[Records from a collection of figures]
################

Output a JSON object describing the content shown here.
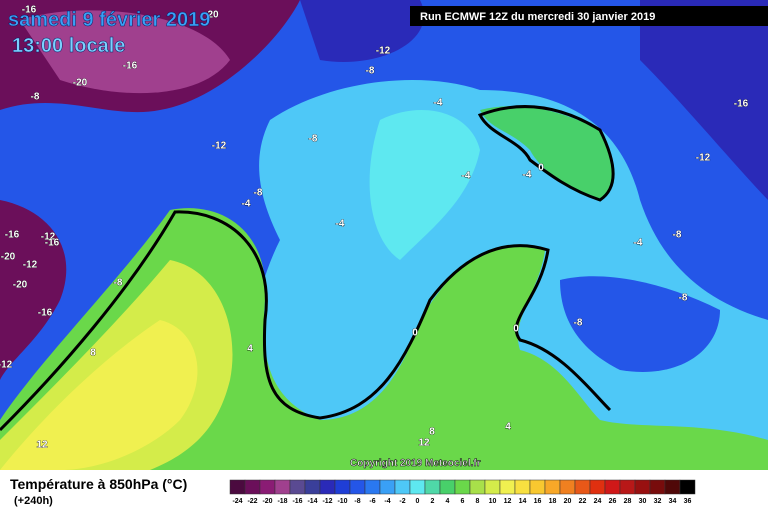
{
  "header": {
    "date": "samedi 9 février 2019",
    "time": "13:00 locale",
    "run": "Run ECMWF 12Z du mercredi 30 janvier 2019"
  },
  "copyright": "Copyright 2019 Meteociel.fr",
  "legend": {
    "title": "Température à 850hPa (°C)",
    "lead": "(+240h)",
    "scale": [
      {
        "value": -24,
        "color": "#4b0a3f"
      },
      {
        "value": -22,
        "color": "#6b0f5a"
      },
      {
        "value": -20,
        "color": "#8a1c74"
      },
      {
        "value": -18,
        "color": "#a0408e"
      },
      {
        "value": -16,
        "color": "#5a4a92"
      },
      {
        "value": -14,
        "color": "#3a3f9a"
      },
      {
        "value": -12,
        "color": "#2a2ab8"
      },
      {
        "value": -10,
        "color": "#1f3ed6"
      },
      {
        "value": -8,
        "color": "#2456e8"
      },
      {
        "value": -6,
        "color": "#2a78f0"
      },
      {
        "value": -4,
        "color": "#3aa0f5"
      },
      {
        "value": -2,
        "color": "#4ec8f7"
      },
      {
        "value": 0,
        "color": "#5ee8f0"
      },
      {
        "value": 2,
        "color": "#4fd8a8"
      },
      {
        "value": 4,
        "color": "#48d06a"
      },
      {
        "value": 6,
        "color": "#6ad84a"
      },
      {
        "value": 8,
        "color": "#a8e04a"
      },
      {
        "value": 10,
        "color": "#d4ec4a"
      },
      {
        "value": 12,
        "color": "#f0f050"
      },
      {
        "value": 14,
        "color": "#f8e040"
      },
      {
        "value": 16,
        "color": "#f8c830"
      },
      {
        "value": 18,
        "color": "#f8a828"
      },
      {
        "value": 20,
        "color": "#f08020"
      },
      {
        "value": 22,
        "color": "#e85818"
      },
      {
        "value": 24,
        "color": "#e03010"
      },
      {
        "value": 26,
        "color": "#d01818"
      },
      {
        "value": 28,
        "color": "#b81818"
      },
      {
        "value": 30,
        "color": "#981010"
      },
      {
        "value": 32,
        "color": "#780c0c"
      },
      {
        "value": 34,
        "color": "#500808"
      },
      {
        "value": 36,
        "color": "#000000"
      }
    ]
  },
  "contour_labels": [
    -16,
    -16,
    -8,
    -20,
    -12,
    -8,
    -8,
    -12,
    -4,
    -4,
    -4,
    0,
    -8,
    -4,
    -4,
    -16,
    -12,
    -16,
    -20,
    -12,
    -20,
    -8,
    -16,
    -12,
    8,
    4,
    0,
    0,
    -8,
    -8,
    -4,
    -8,
    -12,
    -16,
    12,
    8,
    12,
    4,
    20
  ]
}
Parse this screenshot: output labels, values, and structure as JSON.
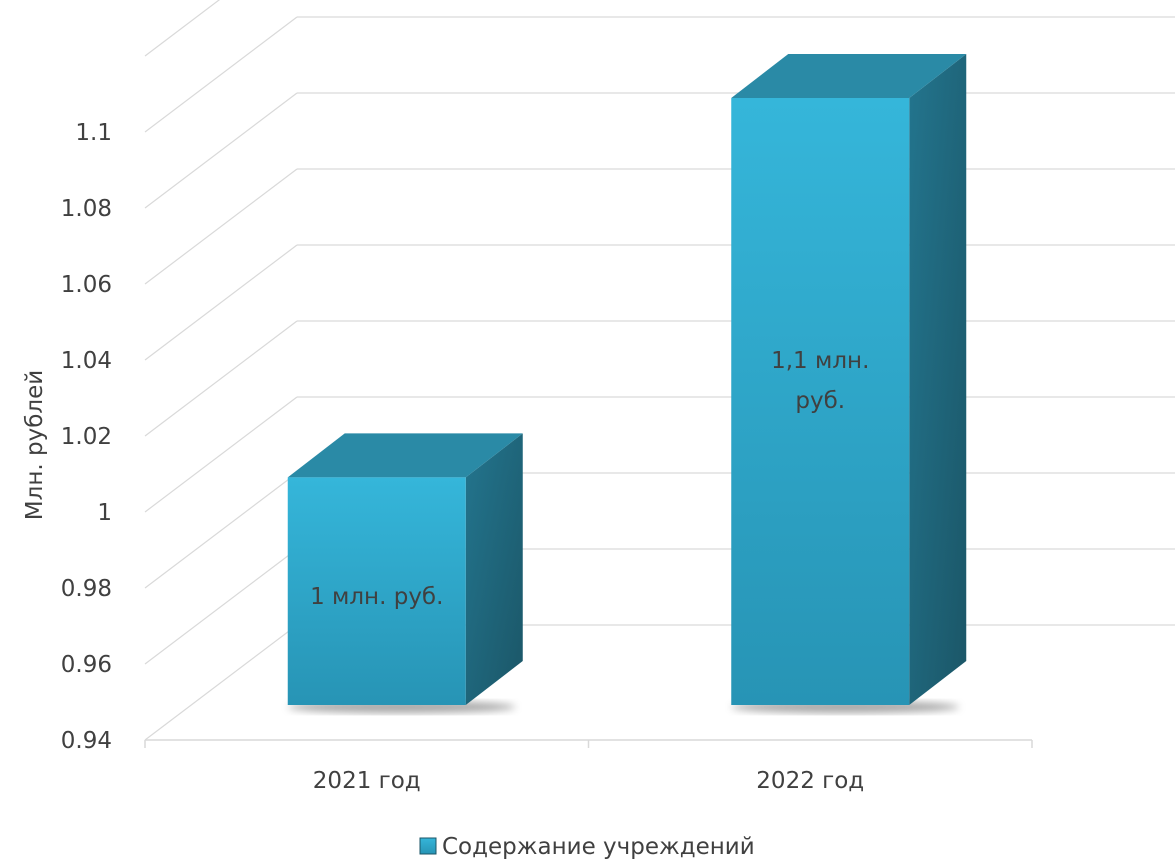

################

**Task to carry out:**
Using the records above, retype everything exactly except the pictures.

**Exercise response:**
Output a JSON object describing the content shown here.
{
  "header": {
    "date": "samedi 9 février 2019",
    "time": "13:00 locale",
    "run": "Run ECMWF 12Z du mercredi 30 janvier 2019"
  },
  "copyright": "Copyright 2019 Meteociel.fr",
  "legend": {
    "title": "Température à 850hPa (°C)",
    "lead": "(+240h)",
    "scale": [
      {
        "value": -24,
        "color": "#4b0a3f"
      },
      {
        "value": -22,
        "color": "#6b0f5a"
      },
      {
        "value": -20,
        "color": "#8a1c74"
      },
      {
        "value": -18,
        "color": "#a0408e"
      },
      {
        "value": -16,
        "color": "#5a4a92"
      },
      {
        "value": -14,
        "color": "#3a3f9a"
      },
      {
        "value": -12,
        "color": "#2a2ab8"
      },
      {
        "value": -10,
        "color": "#1f3ed6"
      },
      {
        "value": -8,
        "color": "#2456e8"
      },
      {
        "value": -6,
        "color": "#2a78f0"
      },
      {
        "value": -4,
        "color": "#3aa0f5"
      },
      {
        "value": -2,
        "color": "#4ec8f7"
      },
      {
        "value": 0,
        "color": "#5ee8f0"
      },
      {
        "value": 2,
        "color": "#4fd8a8"
      },
      {
        "value": 4,
        "color": "#48d06a"
      },
      {
        "value": 6,
        "color": "#6ad84a"
      },
      {
        "value": 8,
        "color": "#a8e04a"
      },
      {
        "value": 10,
        "color": "#d4ec4a"
      },
      {
        "value": 12,
        "color": "#f0f050"
      },
      {
        "value": 14,
        "color": "#f8e040"
      },
      {
        "value": 16,
        "color": "#f8c830"
      },
      {
        "value": 18,
        "color": "#f8a828"
      },
      {
        "value": 20,
        "color": "#f08020"
      },
      {
        "value": 22,
        "color": "#e85818"
      },
      {
        "value": 24,
        "color": "#e03010"
      },
      {
        "value": 26,
        "color": "#d01818"
      },
      {
        "value": 28,
        "color": "#b81818"
      },
      {
        "value": 30,
        "color": "#981010"
      },
      {
        "value": 32,
        "color": "#780c0c"
      },
      {
        "value": 34,
        "color": "#500808"
      },
      {
        "value": 36,
        "color": "#000000"
      }
    ]
  },
  "contour_labels": [
    -16,
    -16,
    -8,
    -20,
    -12,
    -8,
    -8,
    -12,
    -4,
    -4,
    -4,
    0,
    -8,
    -4,
    -4,
    -16,
    -12,
    -16,
    -20,
    -12,
    -20,
    -8,
    -16,
    -12,
    8,
    4,
    0,
    0,
    -8,
    -8,
    -4,
    -8,
    -12,
    -16,
    12,
    8,
    12,
    4,
    20
  ]
}
Parse this screenshot: output labels, values, and structure as JSON.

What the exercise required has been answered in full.